§ Job:
Reply with one number: the count of lines in the data that hold the string "zamknięcia".

(Collected data)
* * *
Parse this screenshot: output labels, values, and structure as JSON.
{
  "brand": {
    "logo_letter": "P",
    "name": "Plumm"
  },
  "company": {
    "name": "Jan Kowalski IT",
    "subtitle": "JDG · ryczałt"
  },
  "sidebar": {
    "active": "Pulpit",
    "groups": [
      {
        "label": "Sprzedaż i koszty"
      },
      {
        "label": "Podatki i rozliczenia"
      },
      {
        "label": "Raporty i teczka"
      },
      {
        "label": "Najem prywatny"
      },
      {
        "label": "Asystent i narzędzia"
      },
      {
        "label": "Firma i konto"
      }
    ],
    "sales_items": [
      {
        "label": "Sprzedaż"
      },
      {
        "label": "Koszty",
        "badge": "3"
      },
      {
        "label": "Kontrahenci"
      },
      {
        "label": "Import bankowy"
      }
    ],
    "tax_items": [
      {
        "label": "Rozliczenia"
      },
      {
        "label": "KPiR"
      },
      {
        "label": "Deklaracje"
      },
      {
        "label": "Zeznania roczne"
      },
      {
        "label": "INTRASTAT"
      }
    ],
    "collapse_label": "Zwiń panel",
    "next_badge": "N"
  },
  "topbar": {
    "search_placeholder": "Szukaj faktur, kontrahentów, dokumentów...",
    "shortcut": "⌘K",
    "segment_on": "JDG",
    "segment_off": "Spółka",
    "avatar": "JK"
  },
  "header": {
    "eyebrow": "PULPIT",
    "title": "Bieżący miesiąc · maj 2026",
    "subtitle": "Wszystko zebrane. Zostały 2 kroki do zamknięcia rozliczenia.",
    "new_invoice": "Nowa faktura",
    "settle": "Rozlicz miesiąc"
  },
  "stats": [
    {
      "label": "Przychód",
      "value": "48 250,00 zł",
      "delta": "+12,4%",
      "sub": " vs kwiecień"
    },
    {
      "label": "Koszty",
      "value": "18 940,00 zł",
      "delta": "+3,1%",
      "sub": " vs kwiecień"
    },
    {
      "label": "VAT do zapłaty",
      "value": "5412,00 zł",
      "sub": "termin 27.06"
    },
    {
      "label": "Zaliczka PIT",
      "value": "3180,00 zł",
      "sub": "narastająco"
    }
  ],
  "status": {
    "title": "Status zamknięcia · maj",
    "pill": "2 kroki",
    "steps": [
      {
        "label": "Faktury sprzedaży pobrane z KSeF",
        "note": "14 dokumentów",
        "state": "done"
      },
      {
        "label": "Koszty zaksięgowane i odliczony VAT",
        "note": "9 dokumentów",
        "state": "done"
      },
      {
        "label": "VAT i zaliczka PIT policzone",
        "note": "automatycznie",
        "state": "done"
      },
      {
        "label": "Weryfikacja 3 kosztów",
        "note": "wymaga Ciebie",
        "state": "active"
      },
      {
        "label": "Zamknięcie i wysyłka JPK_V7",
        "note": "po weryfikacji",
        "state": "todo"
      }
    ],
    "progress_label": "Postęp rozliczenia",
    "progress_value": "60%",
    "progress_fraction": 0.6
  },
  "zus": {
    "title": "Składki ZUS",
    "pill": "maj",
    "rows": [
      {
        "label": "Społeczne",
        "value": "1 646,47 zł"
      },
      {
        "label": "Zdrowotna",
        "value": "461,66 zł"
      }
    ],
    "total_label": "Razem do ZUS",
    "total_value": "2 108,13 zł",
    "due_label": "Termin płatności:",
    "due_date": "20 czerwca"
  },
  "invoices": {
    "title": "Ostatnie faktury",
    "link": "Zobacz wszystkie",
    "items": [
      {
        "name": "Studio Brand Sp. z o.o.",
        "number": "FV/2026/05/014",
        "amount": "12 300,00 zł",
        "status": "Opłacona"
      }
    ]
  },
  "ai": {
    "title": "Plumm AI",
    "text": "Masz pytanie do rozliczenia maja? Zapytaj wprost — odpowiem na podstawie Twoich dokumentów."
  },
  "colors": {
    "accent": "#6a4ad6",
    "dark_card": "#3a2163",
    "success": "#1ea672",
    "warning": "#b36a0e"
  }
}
* * *
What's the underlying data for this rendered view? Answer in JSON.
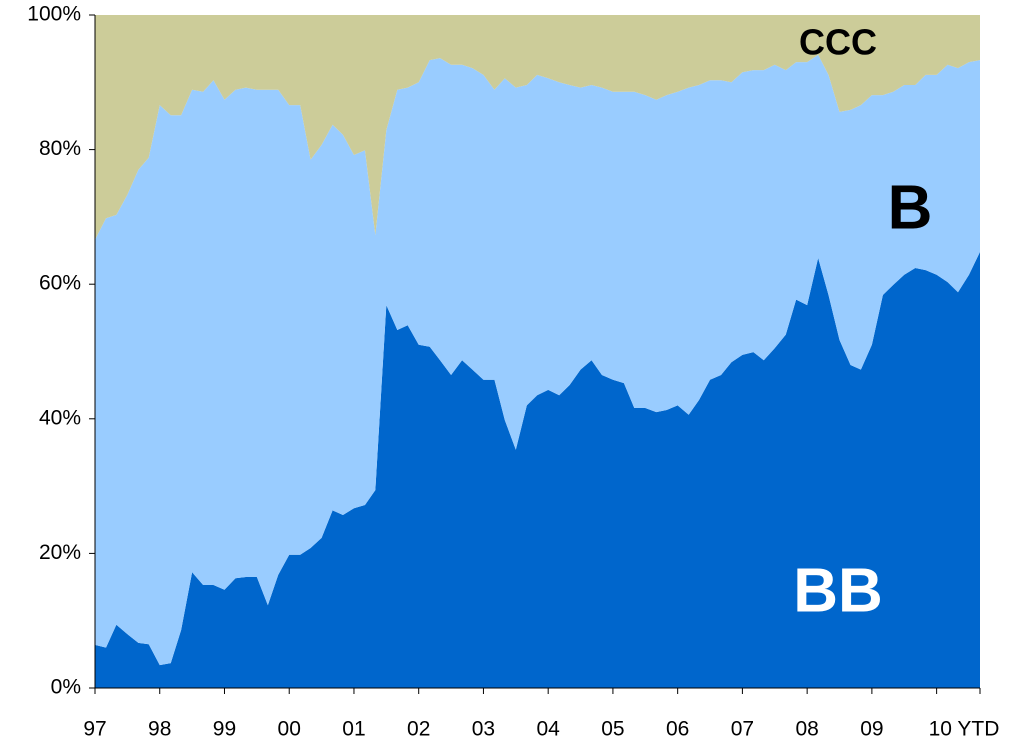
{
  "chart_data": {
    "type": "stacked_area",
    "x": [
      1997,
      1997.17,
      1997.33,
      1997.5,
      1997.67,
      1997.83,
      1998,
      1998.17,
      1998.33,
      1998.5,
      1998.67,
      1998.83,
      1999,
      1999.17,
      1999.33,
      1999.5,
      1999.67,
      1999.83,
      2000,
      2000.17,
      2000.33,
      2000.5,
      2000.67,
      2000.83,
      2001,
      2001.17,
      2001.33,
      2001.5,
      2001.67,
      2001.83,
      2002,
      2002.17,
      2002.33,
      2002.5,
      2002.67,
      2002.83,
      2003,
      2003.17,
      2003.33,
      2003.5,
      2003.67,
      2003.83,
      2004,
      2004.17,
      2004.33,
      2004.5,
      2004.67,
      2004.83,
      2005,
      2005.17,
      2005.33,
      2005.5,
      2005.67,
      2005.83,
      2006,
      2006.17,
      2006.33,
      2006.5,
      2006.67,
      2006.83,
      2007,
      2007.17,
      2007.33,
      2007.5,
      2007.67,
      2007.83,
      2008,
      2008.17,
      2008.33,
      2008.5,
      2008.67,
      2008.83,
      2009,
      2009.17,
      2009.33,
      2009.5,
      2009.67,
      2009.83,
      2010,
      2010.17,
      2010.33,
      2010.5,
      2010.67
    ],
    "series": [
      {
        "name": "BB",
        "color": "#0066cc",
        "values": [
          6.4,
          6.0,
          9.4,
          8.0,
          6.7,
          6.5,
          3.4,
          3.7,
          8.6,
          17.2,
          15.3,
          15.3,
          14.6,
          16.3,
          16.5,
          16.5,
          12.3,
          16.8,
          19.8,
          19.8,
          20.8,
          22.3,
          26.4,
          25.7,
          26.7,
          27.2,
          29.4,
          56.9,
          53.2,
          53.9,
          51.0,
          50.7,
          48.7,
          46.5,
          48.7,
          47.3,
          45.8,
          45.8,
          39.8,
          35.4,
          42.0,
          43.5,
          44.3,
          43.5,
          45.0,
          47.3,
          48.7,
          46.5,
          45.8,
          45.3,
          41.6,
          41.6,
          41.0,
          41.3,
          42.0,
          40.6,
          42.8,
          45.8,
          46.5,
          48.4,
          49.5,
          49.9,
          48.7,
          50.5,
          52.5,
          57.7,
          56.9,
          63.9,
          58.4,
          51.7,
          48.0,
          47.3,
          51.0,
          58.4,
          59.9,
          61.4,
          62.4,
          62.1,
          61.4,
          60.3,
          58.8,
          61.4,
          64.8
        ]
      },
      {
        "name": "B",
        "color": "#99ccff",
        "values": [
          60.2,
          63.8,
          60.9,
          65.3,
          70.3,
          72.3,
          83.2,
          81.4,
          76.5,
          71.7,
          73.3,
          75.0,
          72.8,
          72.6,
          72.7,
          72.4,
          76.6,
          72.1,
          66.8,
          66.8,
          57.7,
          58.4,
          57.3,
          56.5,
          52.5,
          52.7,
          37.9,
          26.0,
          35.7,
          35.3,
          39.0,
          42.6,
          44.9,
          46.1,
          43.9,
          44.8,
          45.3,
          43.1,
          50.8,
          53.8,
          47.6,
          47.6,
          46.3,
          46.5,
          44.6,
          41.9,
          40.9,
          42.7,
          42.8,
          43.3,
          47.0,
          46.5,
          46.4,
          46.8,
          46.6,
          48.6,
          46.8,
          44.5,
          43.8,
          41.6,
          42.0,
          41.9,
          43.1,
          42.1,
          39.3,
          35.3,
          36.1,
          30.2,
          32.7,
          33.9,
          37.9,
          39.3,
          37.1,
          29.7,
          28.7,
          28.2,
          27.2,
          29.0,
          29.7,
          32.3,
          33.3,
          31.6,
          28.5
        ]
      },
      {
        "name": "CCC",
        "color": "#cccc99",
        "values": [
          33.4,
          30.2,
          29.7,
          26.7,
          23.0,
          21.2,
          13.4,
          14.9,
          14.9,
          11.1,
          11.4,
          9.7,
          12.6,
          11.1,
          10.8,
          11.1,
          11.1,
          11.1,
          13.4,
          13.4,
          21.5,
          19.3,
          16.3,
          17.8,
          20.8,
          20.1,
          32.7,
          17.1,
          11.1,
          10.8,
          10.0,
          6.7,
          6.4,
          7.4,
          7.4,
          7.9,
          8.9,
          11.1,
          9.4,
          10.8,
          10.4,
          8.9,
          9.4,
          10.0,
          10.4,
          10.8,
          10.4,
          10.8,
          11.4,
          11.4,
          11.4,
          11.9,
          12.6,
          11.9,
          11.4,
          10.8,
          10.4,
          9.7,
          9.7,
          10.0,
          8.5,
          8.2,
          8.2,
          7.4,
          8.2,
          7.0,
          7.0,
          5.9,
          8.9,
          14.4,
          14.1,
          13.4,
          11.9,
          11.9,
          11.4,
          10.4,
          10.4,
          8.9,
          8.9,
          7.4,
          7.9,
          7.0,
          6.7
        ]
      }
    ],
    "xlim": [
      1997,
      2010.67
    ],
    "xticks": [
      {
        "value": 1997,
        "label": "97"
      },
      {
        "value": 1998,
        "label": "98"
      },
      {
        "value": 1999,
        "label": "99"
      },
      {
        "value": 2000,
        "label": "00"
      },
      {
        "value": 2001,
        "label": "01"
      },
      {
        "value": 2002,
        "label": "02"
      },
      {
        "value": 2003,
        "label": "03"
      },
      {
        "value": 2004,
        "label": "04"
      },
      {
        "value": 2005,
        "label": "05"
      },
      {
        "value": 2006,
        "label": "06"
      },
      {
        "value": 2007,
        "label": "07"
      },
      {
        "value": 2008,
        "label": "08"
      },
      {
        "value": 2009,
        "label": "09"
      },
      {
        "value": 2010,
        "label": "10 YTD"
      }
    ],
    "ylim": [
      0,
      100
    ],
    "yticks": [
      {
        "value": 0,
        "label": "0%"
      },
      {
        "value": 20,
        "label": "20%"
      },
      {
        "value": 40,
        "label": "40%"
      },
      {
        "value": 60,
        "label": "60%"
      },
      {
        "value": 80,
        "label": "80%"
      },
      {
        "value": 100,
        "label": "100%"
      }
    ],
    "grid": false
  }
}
* * *
§ Written response:
2